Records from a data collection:
____________________

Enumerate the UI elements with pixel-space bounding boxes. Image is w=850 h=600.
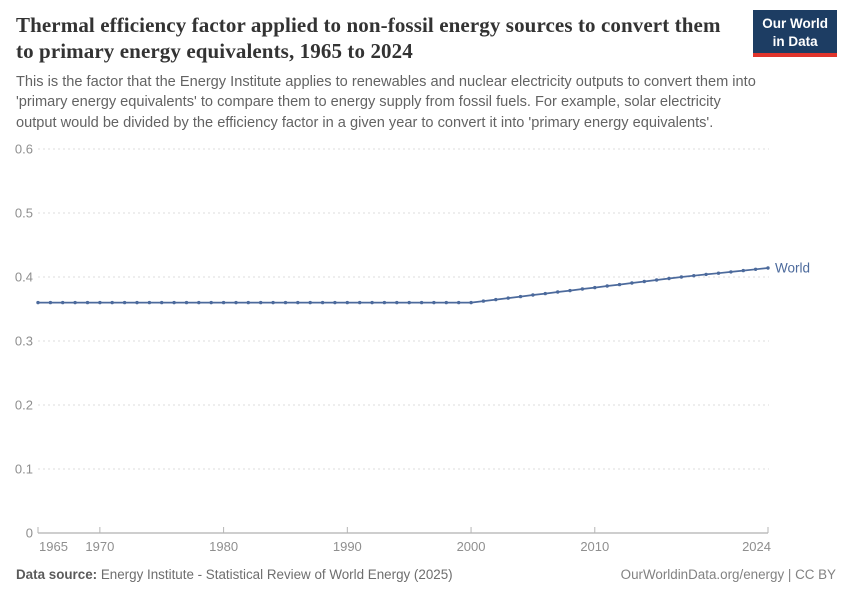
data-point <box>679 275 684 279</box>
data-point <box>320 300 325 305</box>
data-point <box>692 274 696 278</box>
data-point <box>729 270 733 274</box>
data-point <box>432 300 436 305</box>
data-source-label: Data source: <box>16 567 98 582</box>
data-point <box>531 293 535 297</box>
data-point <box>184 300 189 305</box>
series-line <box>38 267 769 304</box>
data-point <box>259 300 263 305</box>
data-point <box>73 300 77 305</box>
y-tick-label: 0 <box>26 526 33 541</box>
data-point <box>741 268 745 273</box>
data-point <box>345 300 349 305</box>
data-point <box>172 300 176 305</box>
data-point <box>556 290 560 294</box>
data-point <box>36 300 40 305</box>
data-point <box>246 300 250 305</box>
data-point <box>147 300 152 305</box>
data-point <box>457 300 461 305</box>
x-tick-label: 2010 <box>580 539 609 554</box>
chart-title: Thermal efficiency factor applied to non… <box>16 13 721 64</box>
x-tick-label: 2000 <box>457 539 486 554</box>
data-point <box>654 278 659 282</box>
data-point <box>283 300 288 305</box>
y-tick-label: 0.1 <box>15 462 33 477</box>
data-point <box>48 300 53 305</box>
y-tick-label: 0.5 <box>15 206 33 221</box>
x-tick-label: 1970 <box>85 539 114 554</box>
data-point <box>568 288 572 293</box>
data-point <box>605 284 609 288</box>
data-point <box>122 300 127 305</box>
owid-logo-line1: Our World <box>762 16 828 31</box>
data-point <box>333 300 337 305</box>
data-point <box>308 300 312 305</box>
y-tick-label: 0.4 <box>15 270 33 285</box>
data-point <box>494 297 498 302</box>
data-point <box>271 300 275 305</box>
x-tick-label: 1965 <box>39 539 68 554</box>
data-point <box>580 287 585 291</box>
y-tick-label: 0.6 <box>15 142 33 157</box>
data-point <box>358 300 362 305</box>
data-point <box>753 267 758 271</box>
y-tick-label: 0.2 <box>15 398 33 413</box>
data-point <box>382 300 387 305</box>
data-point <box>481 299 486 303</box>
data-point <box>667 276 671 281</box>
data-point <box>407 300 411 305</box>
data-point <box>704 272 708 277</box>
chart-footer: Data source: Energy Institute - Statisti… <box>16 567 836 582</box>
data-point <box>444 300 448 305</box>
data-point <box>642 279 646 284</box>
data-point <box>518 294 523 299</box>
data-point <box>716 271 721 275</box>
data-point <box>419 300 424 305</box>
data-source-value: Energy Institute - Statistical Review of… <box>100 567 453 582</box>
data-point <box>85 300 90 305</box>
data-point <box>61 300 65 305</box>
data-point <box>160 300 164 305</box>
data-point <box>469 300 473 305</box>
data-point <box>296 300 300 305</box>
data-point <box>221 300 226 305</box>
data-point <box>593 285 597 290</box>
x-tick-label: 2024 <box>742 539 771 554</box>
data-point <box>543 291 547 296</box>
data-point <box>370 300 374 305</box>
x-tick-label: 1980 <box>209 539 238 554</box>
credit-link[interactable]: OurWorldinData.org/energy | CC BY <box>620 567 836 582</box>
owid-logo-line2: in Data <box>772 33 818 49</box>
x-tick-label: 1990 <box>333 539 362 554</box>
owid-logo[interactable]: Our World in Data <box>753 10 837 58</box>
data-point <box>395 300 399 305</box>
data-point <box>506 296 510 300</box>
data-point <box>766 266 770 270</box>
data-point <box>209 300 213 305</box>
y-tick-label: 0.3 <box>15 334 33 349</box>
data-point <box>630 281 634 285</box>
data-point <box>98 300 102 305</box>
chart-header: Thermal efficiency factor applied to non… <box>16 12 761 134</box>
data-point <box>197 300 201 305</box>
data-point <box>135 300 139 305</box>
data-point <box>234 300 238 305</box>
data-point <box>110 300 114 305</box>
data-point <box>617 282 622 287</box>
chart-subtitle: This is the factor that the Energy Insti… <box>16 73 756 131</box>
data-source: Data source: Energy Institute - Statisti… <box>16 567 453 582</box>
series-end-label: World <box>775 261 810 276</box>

____________________

THE PROBLEM: Output every line of the listing above as a numbered list, skipping any blank lines and leaving out the picture.

COMPLETED EXERCISE:
1. Enumerate the UI elements with pixel-space bounding boxes. Image is w=850 h=600.
2. data-point <box>679 275 684 279</box>
3. data-point <box>320 300 325 305</box>
4. data-point <box>692 274 696 278</box>
5. data-point <box>729 270 733 274</box>
6. data-point <box>432 300 436 305</box>
7. data-source-label: Data source: <box>16 567 98 582</box>
8. data-point <box>531 293 535 297</box>
9. data-point <box>184 300 189 305</box>
10. series-line <box>38 267 769 304</box>
11. data-point <box>259 300 263 305</box>
12. data-point <box>73 300 77 305</box>
13. y-tick-label: 0 <box>26 526 33 541</box>
14. data-point <box>741 268 745 273</box>
15. data-point <box>345 300 349 305</box>
16. data-point <box>172 300 176 305</box>
17. data-point <box>556 290 560 294</box>
18. data-point <box>36 300 40 305</box>
19. data-point <box>246 300 250 305</box>
20. data-point <box>147 300 152 305</box>
21. data-point <box>457 300 461 305</box>
22. x-tick-label: 2010 <box>580 539 609 554</box>
23. chart-title: Thermal efficiency factor applied to non… <box>16 13 721 64</box>
24. x-tick-label: 2000 <box>457 539 486 554</box>
25. data-point <box>654 278 659 282</box>
26. data-point <box>283 300 288 305</box>
27. y-tick-label: 0.1 <box>15 462 33 477</box>
28. data-point <box>48 300 53 305</box>
29. y-tick-label: 0.5 <box>15 206 33 221</box>
30. x-tick-label: 1970 <box>85 539 114 554</box>
31. data-point <box>568 288 572 293</box>
32. data-point <box>605 284 609 288</box>
33. data-point <box>122 300 127 305</box>
34. owid-logo-line1: Our World <box>762 16 828 31</box>
35. data-point <box>333 300 337 305</box>
36. data-point <box>308 300 312 305</box>
37. y-tick-label: 0.4 <box>15 270 33 285</box>
38. data-point <box>494 297 498 302</box>
39. data-point <box>271 300 275 305</box>
40. x-tick-label: 1965 <box>39 539 68 554</box>
41. data-point <box>580 287 585 291</box>
42. y-tick-label: 0.6 <box>15 142 33 157</box>
43. data-point <box>358 300 362 305</box>
44. data-point <box>753 267 758 271</box>
45. y-tick-label: 0.2 <box>15 398 33 413</box>
46. data-point <box>382 300 387 305</box>
47. data-point <box>481 299 486 303</box>
48. data-point <box>667 276 671 281</box>
49. data-point <box>407 300 411 305</box>
50. data-point <box>704 272 708 277</box>
51. chart-footer: Data source: Energy Institute - Statisti… <box>16 567 836 582</box>
52. data-point <box>444 300 448 305</box>
53. data-point <box>642 279 646 284</box>
54. data-point <box>518 294 523 299</box>
55. data-point <box>716 271 721 275</box>
56. data-point <box>419 300 424 305</box>
57. data-source-value: Energy Institute - Statistical Review of… <box>100 567 453 582</box>
58. data-point <box>85 300 90 305</box>
59. data-point <box>61 300 65 305</box>
60. data-point <box>160 300 164 305</box>
61. data-point <box>469 300 473 305</box>
62. data-point <box>296 300 300 305</box>
63. data-point <box>221 300 226 305</box>
64. data-point <box>593 285 597 290</box>
65. x-tick-label: 2024 <box>742 539 771 554</box>
66. data-point <box>543 291 547 296</box>
67. data-point <box>370 300 374 305</box>
68. x-tick-label: 1980 <box>209 539 238 554</box>
69. credit-link[interactable]: OurWorldinData.org/energy | CC BY <box>620 567 836 582</box>
70. owid-logo-line2: in Data <box>772 33 818 49</box>
71. x-tick-label: 1990 <box>333 539 362 554</box>
72. owid-logo[interactable]: Our World in Data <box>753 10 837 58</box>
73. data-point <box>395 300 399 305</box>
74. data-point <box>506 296 510 300</box>
75. data-point <box>766 266 770 270</box>
76. data-point <box>209 300 213 305</box>
77. y-tick-label: 0.3 <box>15 334 33 349</box>
78. data-point <box>630 281 634 285</box>
79. data-point <box>98 300 102 305</box>
80. chart-header: Thermal efficiency factor applied to non… <box>16 12 761 134</box>
81. data-point <box>197 300 201 305</box>
82. data-point <box>135 300 139 305</box>
83. data-point <box>234 300 238 305</box>
84. data-point <box>110 300 114 305</box>
85. data-point <box>617 282 622 287</box>
86. chart-subtitle: This is the factor that the Energy Insti… <box>16 73 756 131</box>
87. data-source: Data source: Energy Institute - Statisti… <box>16 567 453 582</box>
88. series-end-label: World <box>775 261 810 276</box>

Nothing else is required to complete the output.